WORK INSTRUCTIONS:
- A) Repeat everything in the agrarian reform order from "In view of the" down to "and DAR policies.".
- B) Restate the paragraph of the agrarian reform order beginning "In view of the foregoing" in fewer words, keeping its main facts.

SELECTED PASSAGE:

/---

In view of the foregoing, the instant petition for Exclusion is denied and it is hereby ordered that the acquisition of the properties under the coverage of CARP be pursued subject to the retention right of the landowner accordant with existing laws, rules, regulations and DAR policies.
SO ORDERED.
WHEREFORE, IN VIEW OF ALL THE ABOVE, the assailed Order of [the] DAR Regional Director, Region V[,] dated December 8, 1995[,] is accordingly, MODIFIED as follows:SO ORDERED.6
- Dismissing the instant Appeal for lack of merit;
- Ordering the coverage of all the subject lands under the Comprehensive Agrarian Reform Program. Accordingly, the MARO concerned, with the assistance of the DA representative, should identify the portions and areas which are not suited for agriculture and exclude the same from the coverage of the program;
- Directing the MARO, through the PARO of Masbate, Masbate, to send Notices of Coverage to AS Arnaiz Realty, Inc. and the Nuestra Señora del Carmen Marble, Inc.;
- Ordering the MARO concerned with the assistance of the BARC concerned, to identify the qualified beneficiaries over the subject lands;
- Directing the DAR Regional Director, Region V, to send a survey team to conduct the necessary survey of the areas of the subject lands which are suited for agriculture and the respective areas which will be allocated to qualified beneficiaries;
- Ordering the DAR employees and officers to respect the landowner's right to retention, if qualified[,] pursuant to existing agrarian laws and allied issuances; and
- Denying the Motion for Ocular Inspection dated April 3, 1996 and reiterated on August 8, 1996 for lack of merit.

\---

ENTRIES SHOWN:

/---

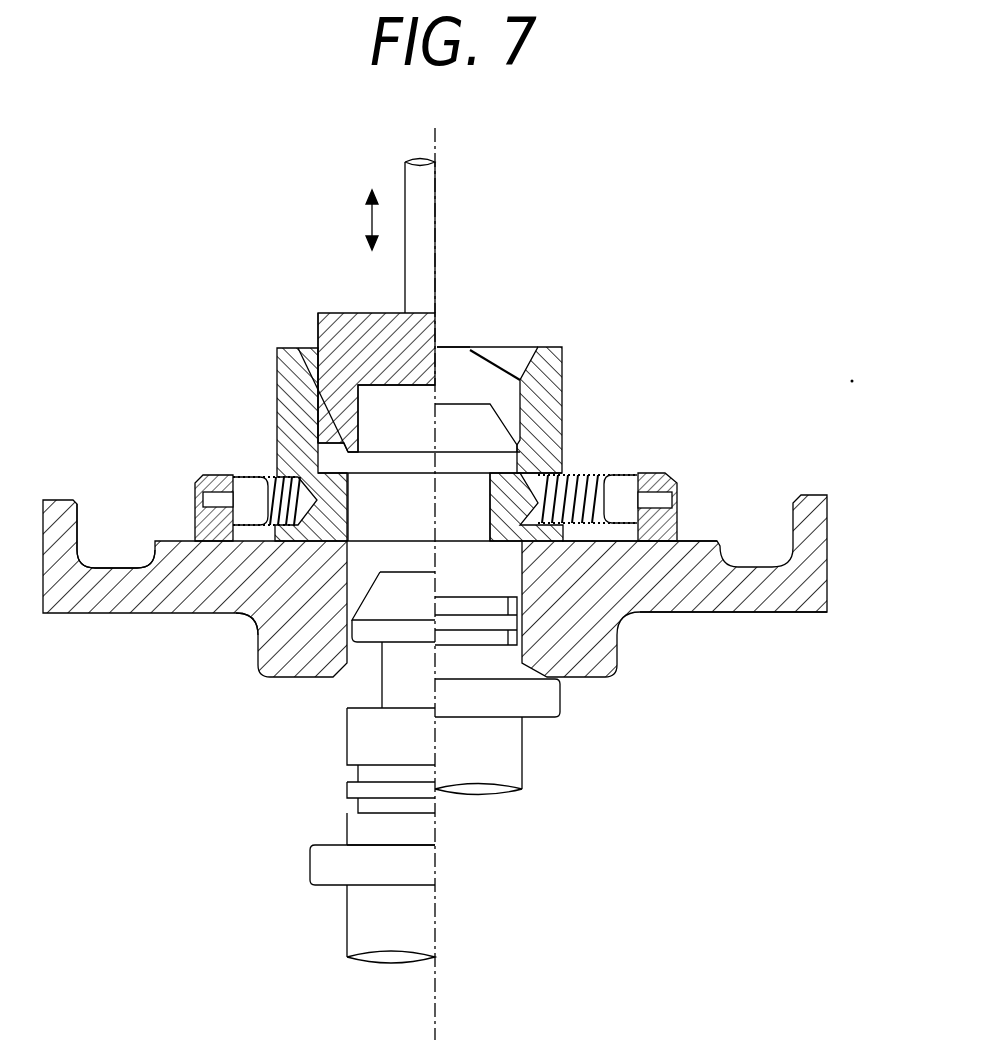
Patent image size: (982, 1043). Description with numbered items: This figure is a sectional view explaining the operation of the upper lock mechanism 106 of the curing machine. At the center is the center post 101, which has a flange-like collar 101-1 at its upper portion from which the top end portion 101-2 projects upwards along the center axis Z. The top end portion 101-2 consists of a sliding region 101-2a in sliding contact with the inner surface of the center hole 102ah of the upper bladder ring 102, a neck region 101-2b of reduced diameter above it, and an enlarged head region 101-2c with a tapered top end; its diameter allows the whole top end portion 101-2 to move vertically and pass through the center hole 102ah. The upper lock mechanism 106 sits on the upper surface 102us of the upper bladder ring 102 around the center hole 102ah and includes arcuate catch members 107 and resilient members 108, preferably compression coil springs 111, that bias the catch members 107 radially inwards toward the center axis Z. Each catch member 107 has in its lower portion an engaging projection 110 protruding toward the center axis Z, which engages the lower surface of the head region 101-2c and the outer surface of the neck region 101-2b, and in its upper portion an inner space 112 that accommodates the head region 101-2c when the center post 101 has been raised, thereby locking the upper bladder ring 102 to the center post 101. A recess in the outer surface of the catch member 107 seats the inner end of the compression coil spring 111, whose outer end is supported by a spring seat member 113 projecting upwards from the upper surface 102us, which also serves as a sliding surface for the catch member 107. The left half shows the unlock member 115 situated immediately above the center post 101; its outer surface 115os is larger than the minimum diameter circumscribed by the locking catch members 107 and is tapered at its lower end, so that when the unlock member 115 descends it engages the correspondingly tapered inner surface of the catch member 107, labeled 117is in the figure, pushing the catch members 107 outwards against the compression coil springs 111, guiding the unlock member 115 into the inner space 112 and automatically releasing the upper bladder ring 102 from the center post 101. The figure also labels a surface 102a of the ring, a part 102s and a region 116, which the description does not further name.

The center axis Z is at (437, 150).
The center post 101 is at (347, 918).
The flange-like collar 101-1 is at (310, 875).
The top end portion 101-2 is at (340, 760).
The sliding region 101-2a is at (347, 731).
The neck region 101-2b is at (381, 677).
The head region 101-2c is at (258, 637).
The upper bladder ring 102 is at (760, 572).
The lower surface of base plate 102a is at (723, 617).
The upper surface of the upper bladder ring 102us is at (710, 540).
The center hole of the upper bladder ring 102ah is at (257, 565).
The set screw 102s is at (200, 505).
The upper lock mechanism 106 is at (548, 348).
The catch member 107 is at (555, 410).
The resilient member 108 is at (652, 474).
The engaging projection 110 is at (487, 511).
The compression coil spring 111 is at (258, 473).
The inner space 112 is at (473, 380).
The spring seat member 113 is at (667, 475).
The unlock member 115 is at (356, 333).
The outer surface of the unlock member 115os is at (318, 322).
The cavity 116 is at (387, 410).
The inner conical surface 117is is at (505, 393).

\---

OUTPUTS IN ORDER:
- A)
In view of the foregoing, the instant petition for Exclusion is denied and it is hereby ordered that the acquisition of the properties under the coverage of CARP be pursued subject to the retention right of the landowner accordant with existing laws, rules, regulations and DAR policies.

- B) The petition for exclusion is denied. The properties are to be acquired under CARP, subject to the landowner's retention right under existing laws, rules, regulations and DAR policies.